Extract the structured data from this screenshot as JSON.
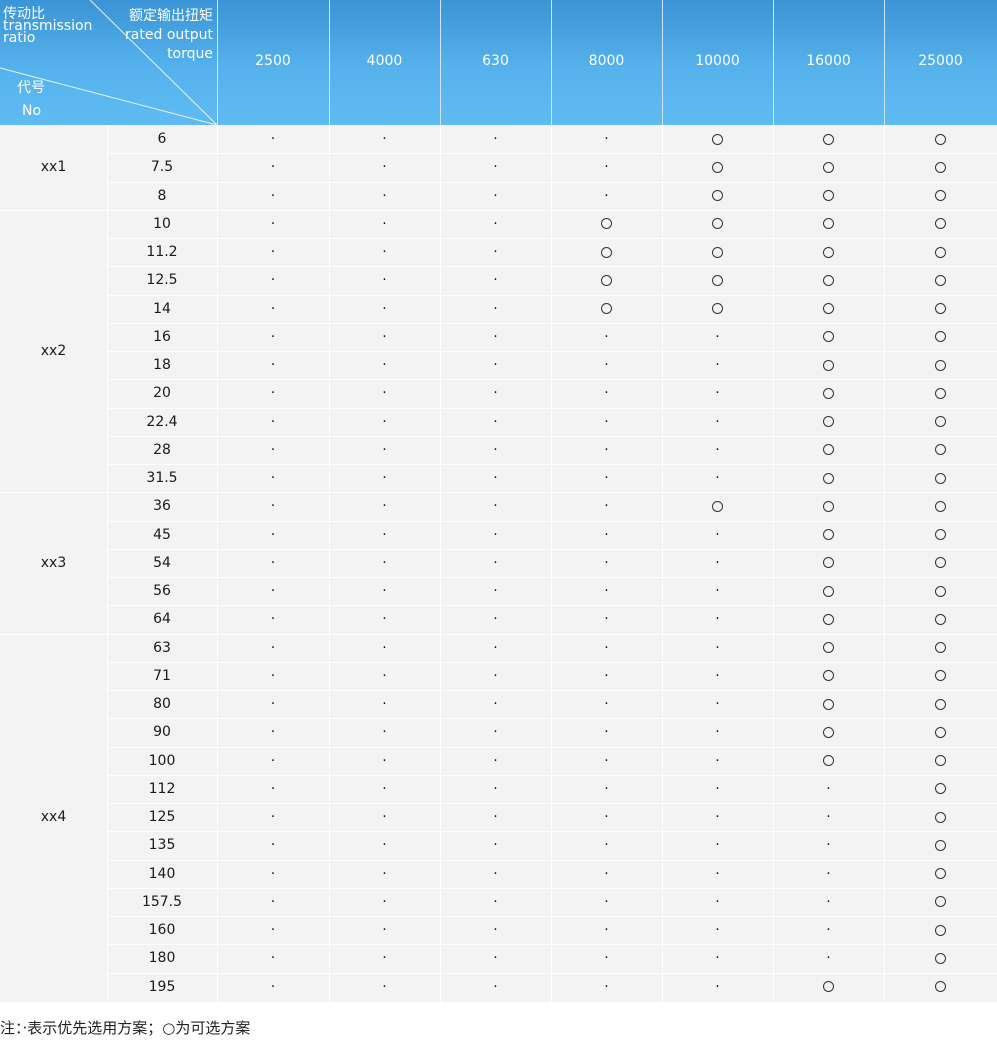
{
  "header": {
    "corner_top_right": [
      "额定输出扭矩",
      "rated output",
      "torque"
    ],
    "corner_top_left": [
      "传动比",
      "transmission",
      "ratio"
    ],
    "corner_bottom_left": [
      "代号",
      "No"
    ],
    "torques": [
      "2500",
      "4000",
      "630",
      "8000",
      "10000",
      "16000",
      "25000"
    ]
  },
  "symbols": {
    "dot": "·",
    "circle": "○"
  },
  "groups": [
    {
      "code": "xx1",
      "rows": [
        {
          "ratio": "6",
          "marks": [
            "·",
            "·",
            "·",
            "·",
            "○",
            "○",
            "○"
          ]
        },
        {
          "ratio": "7.5",
          "marks": [
            "·",
            "·",
            "·",
            "·",
            "○",
            "○",
            "○"
          ]
        },
        {
          "ratio": "8",
          "marks": [
            "·",
            "·",
            "·",
            "·",
            "○",
            "○",
            "○"
          ]
        }
      ]
    },
    {
      "code": "xx2",
      "rows": [
        {
          "ratio": "10",
          "marks": [
            "·",
            "·",
            "·",
            "○",
            "○",
            "○",
            "○"
          ]
        },
        {
          "ratio": "11.2",
          "marks": [
            "·",
            "·",
            "·",
            "○",
            "○",
            "○",
            "○"
          ]
        },
        {
          "ratio": "12.5",
          "marks": [
            "·",
            "·",
            "·",
            "○",
            "○",
            "○",
            "○"
          ]
        },
        {
          "ratio": "14",
          "marks": [
            "·",
            "·",
            "·",
            "○",
            "○",
            "○",
            "○"
          ]
        },
        {
          "ratio": "16",
          "marks": [
            "·",
            "·",
            "·",
            "·",
            "·",
            "○",
            "○"
          ]
        },
        {
          "ratio": "18",
          "marks": [
            "·",
            "·",
            "·",
            "·",
            "·",
            "○",
            "○"
          ]
        },
        {
          "ratio": "20",
          "marks": [
            "·",
            "·",
            "·",
            "·",
            "·",
            "○",
            "○"
          ]
        },
        {
          "ratio": "22.4",
          "marks": [
            "·",
            "·",
            "·",
            "·",
            "·",
            "○",
            "○"
          ]
        },
        {
          "ratio": "28",
          "marks": [
            "·",
            "·",
            "·",
            "·",
            "·",
            "○",
            "○"
          ]
        },
        {
          "ratio": "31.5",
          "marks": [
            "·",
            "·",
            "·",
            "·",
            "·",
            "○",
            "○"
          ]
        }
      ]
    },
    {
      "code": "xx3",
      "rows": [
        {
          "ratio": "36",
          "marks": [
            "·",
            "·",
            "·",
            "·",
            "○",
            "○",
            "○"
          ]
        },
        {
          "ratio": "45",
          "marks": [
            "·",
            "·",
            "·",
            "·",
            "·",
            "○",
            "○"
          ]
        },
        {
          "ratio": "54",
          "marks": [
            "·",
            "·",
            "·",
            "·",
            "·",
            "○",
            "○"
          ]
        },
        {
          "ratio": "56",
          "marks": [
            "·",
            "·",
            "·",
            "·",
            "·",
            "○",
            "○"
          ]
        },
        {
          "ratio": "64",
          "marks": [
            "·",
            "·",
            "·",
            "·",
            "·",
            "○",
            "○"
          ]
        }
      ]
    },
    {
      "code": "xx4",
      "rows": [
        {
          "ratio": "63",
          "marks": [
            "·",
            "·",
            "·",
            "·",
            "·",
            "○",
            "○"
          ]
        },
        {
          "ratio": "71",
          "marks": [
            "·",
            "·",
            "·",
            "·",
            "·",
            "○",
            "○"
          ]
        },
        {
          "ratio": "80",
          "marks": [
            "·",
            "·",
            "·",
            "·",
            "·",
            "○",
            "○"
          ]
        },
        {
          "ratio": "90",
          "marks": [
            "·",
            "·",
            "·",
            "·",
            "·",
            "○",
            "○"
          ]
        },
        {
          "ratio": "100",
          "marks": [
            "·",
            "·",
            "·",
            "·",
            "·",
            "○",
            "○"
          ]
        },
        {
          "ratio": "112",
          "marks": [
            "·",
            "·",
            "·",
            "·",
            "·",
            "·",
            "○"
          ]
        },
        {
          "ratio": "125",
          "marks": [
            "·",
            "·",
            "·",
            "·",
            "·",
            "·",
            "○"
          ]
        },
        {
          "ratio": "135",
          "marks": [
            "·",
            "·",
            "·",
            "·",
            "·",
            "·",
            "○"
          ]
        },
        {
          "ratio": "140",
          "marks": [
            "·",
            "·",
            "·",
            "·",
            "·",
            "·",
            "○"
          ]
        },
        {
          "ratio": "157.5",
          "marks": [
            "·",
            "·",
            "·",
            "·",
            "·",
            "·",
            "○"
          ]
        },
        {
          "ratio": "160",
          "marks": [
            "·",
            "·",
            "·",
            "·",
            "·",
            "·",
            "○"
          ]
        },
        {
          "ratio": "180",
          "marks": [
            "·",
            "·",
            "·",
            "·",
            "·",
            "·",
            "○"
          ]
        },
        {
          "ratio": "195",
          "marks": [
            "·",
            "·",
            "·",
            "·",
            "·",
            "○",
            "○"
          ]
        }
      ]
    }
  ],
  "note": "注：·表示优先选用方案；○为可选方案"
}
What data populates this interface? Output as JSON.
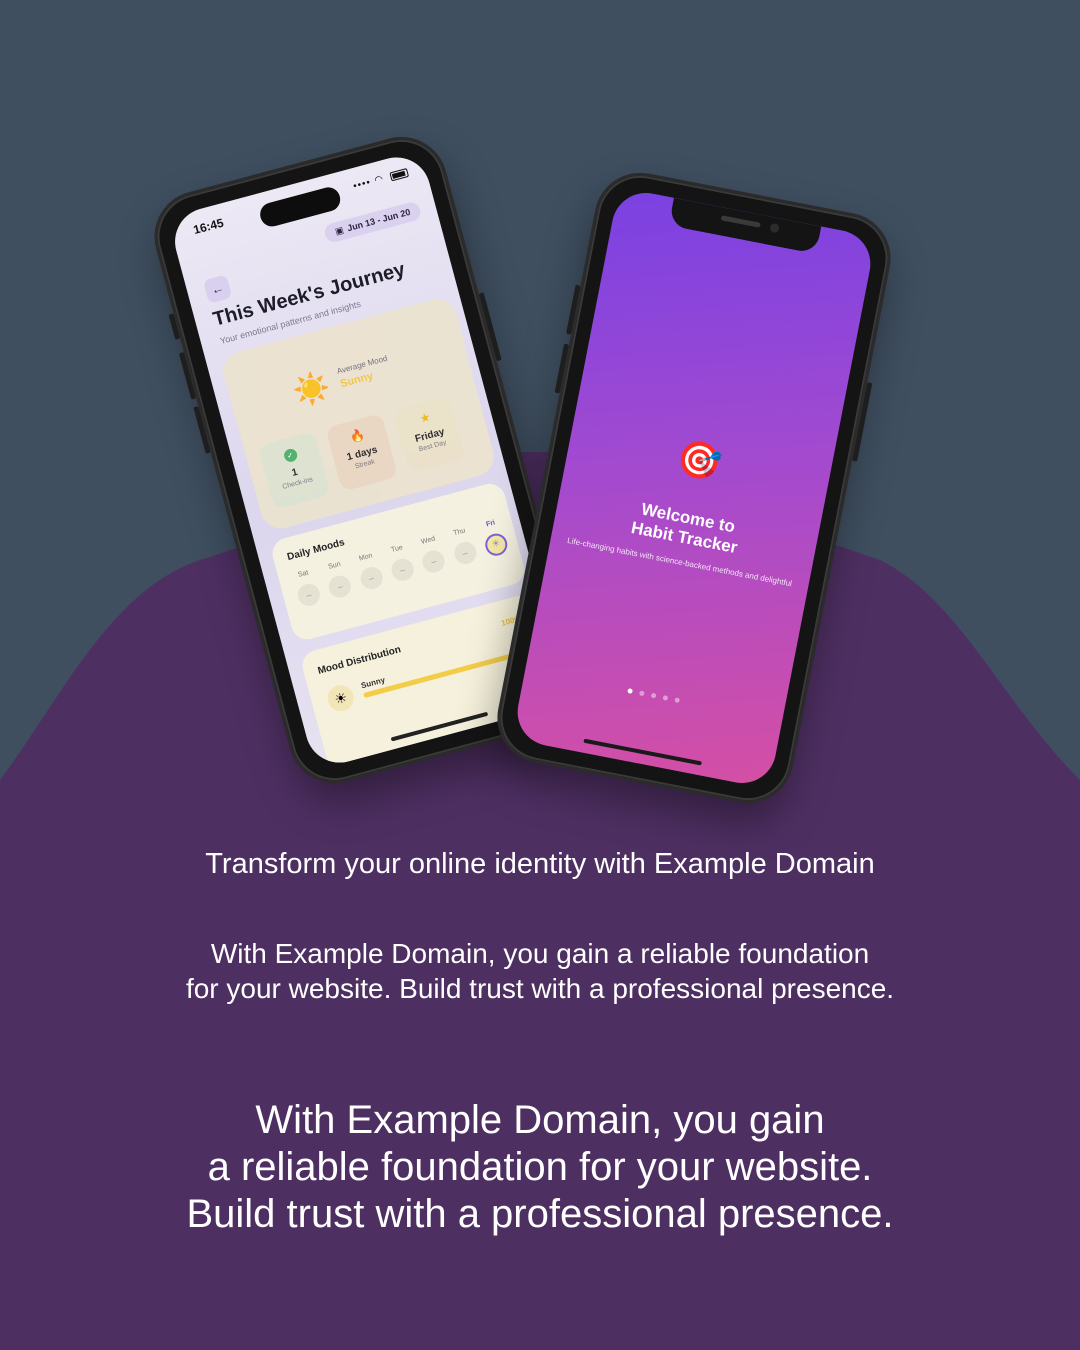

— AIM —
Pictures are not part of the copy; reproduce everything else in the records exactly.

— TASK RESULT —
Extract the structured data from this screenshot as JSON.
{
  "header": {
    "corner_top_right": [
      "额定输出扭矩",
      "rated output",
      "torque"
    ],
    "corner_top_left": [
      "传动比",
      "transmission",
      "ratio"
    ],
    "corner_bottom_left": [
      "代号",
      "No"
    ],
    "torques": [
      "2500",
      "4000",
      "630",
      "8000",
      "10000",
      "16000",
      "25000"
    ]
  },
  "symbols": {
    "dot": "·",
    "circle": "○"
  },
  "groups": [
    {
      "code": "xx1",
      "rows": [
        {
          "ratio": "6",
          "marks": [
            "·",
            "·",
            "·",
            "·",
            "○",
            "○",
            "○"
          ]
        },
        {
          "ratio": "7.5",
          "marks": [
            "·",
            "·",
            "·",
            "·",
            "○",
            "○",
            "○"
          ]
        },
        {
          "ratio": "8",
          "marks": [
            "·",
            "·",
            "·",
            "·",
            "○",
            "○",
            "○"
          ]
        }
      ]
    },
    {
      "code": "xx2",
      "rows": [
        {
          "ratio": "10",
          "marks": [
            "·",
            "·",
            "·",
            "○",
            "○",
            "○",
            "○"
          ]
        },
        {
          "ratio": "11.2",
          "marks": [
            "·",
            "·",
            "·",
            "○",
            "○",
            "○",
            "○"
          ]
        },
        {
          "ratio": "12.5",
          "marks": [
            "·",
            "·",
            "·",
            "○",
            "○",
            "○",
            "○"
          ]
        },
        {
          "ratio": "14",
          "marks": [
            "·",
            "·",
            "·",
            "○",
            "○",
            "○",
            "○"
          ]
        },
        {
          "ratio": "16",
          "marks": [
            "·",
            "·",
            "·",
            "·",
            "·",
            "○",
            "○"
          ]
        },
        {
          "ratio": "18",
          "marks": [
            "·",
            "·",
            "·",
            "·",
            "·",
            "○",
            "○"
          ]
        },
        {
          "ratio": "20",
          "marks": [
            "·",
            "·",
            "·",
            "·",
            "·",
            "○",
            "○"
          ]
        },
        {
          "ratio": "22.4",
          "marks": [
            "·",
            "·",
            "·",
            "·",
            "·",
            "○",
            "○"
          ]
        },
        {
          "ratio": "28",
          "marks": [
            "·",
            "·",
            "·",
            "·",
            "·",
            "○",
            "○"
          ]
        },
        {
          "ratio": "31.5",
          "marks": [
            "·",
            "·",
            "·",
            "·",
            "·",
            "○",
            "○"
          ]
        }
      ]
    },
    {
      "code": "xx3",
      "rows": [
        {
          "ratio": "36",
          "marks": [
            "·",
            "·",
            "·",
            "·",
            "○",
            "○",
            "○"
          ]
        },
        {
          "ratio": "45",
          "marks": [
            "·",
            "·",
            "·",
            "·",
            "·",
            "○",
            "○"
          ]
        },
        {
          "ratio": "54",
          "marks": [
            "·",
            "·",
            "·",
            "·",
            "·",
            "○",
            "○"
          ]
        },
        {
          "ratio": "56",
          "marks": [
            "·",
            "·",
            "·",
            "·",
            "·",
            "○",
            "○"
          ]
        },
        {
          "ratio": "64",
          "marks": [
            "·",
            "·",
            "·",
            "·",
            "·",
            "○",
            "○"
          ]
        }
      ]
    },
    {
      "code": "xx4",
      "rows": [
        {
          "ratio": "63",
          "marks": [
            "·",
            "·",
            "·",
            "·",
            "·",
            "○",
            "○"
          ]
        },
        {
          "ratio": "71",
          "marks": [
            "·",
            "·",
            "·",
            "·",
            "·",
            "○",
            "○"
          ]
        },
        {
          "ratio": "80",
          "marks": [
            "·",
            "·",
            "·",
            "·",
            "·",
            "○",
            "○"
          ]
        },
        {
          "ratio": "90",
          "marks": [
            "·",
            "·",
            "·",
            "·",
            "·",
            "○",
            "○"
          ]
        },
        {
          "ratio": "100",
          "marks": [
            "·",
            "·",
            "·",
            "·",
            "·",
            "○",
            "○"
          ]
        },
        {
          "ratio": "112",
          "marks": [
            "·",
            "·",
            "·",
            "·",
            "·",
            "·",
            "○"
          ]
        },
        {
          "ratio": "125",
          "marks": [
            "·",
            "·",
            "·",
            "·",
            "·",
            "·",
            "○"
          ]
        },
        {
          "ratio": "135",
          "marks": [
            "·",
            "·",
            "·",
            "·",
            "·",
            "·",
            "○"
          ]
        },
        {
          "ratio": "140",
          "marks": [
            "·",
            "·",
            "·",
            "·",
            "·",
            "·",
            "○"
          ]
        },
        {
          "ratio": "157.5",
          "marks": [
            "·",
            "·",
            "·",
            "·",
            "·",
            "·",
            "○"
          ]
        },
        {
          "ratio": "160",
          "marks": [
            "·",
            "·",
            "·",
            "·",
            "·",
            "·",
            "○"
          ]
        },
        {
          "ratio": "180",
          "marks": [
            "·",
            "·",
            "·",
            "·",
            "·",
            "·",
            "○"
          ]
        },
        {
          "ratio": "195",
          "marks": [
            "·",
            "·",
            "·",
            "·",
            "·",
            "○",
            "○"
          ]
        }
      ]
    }
  ],
  "note": "注：·表示优先选用方案；○为可选方案"
}
What data populates this interface? Output as JSON.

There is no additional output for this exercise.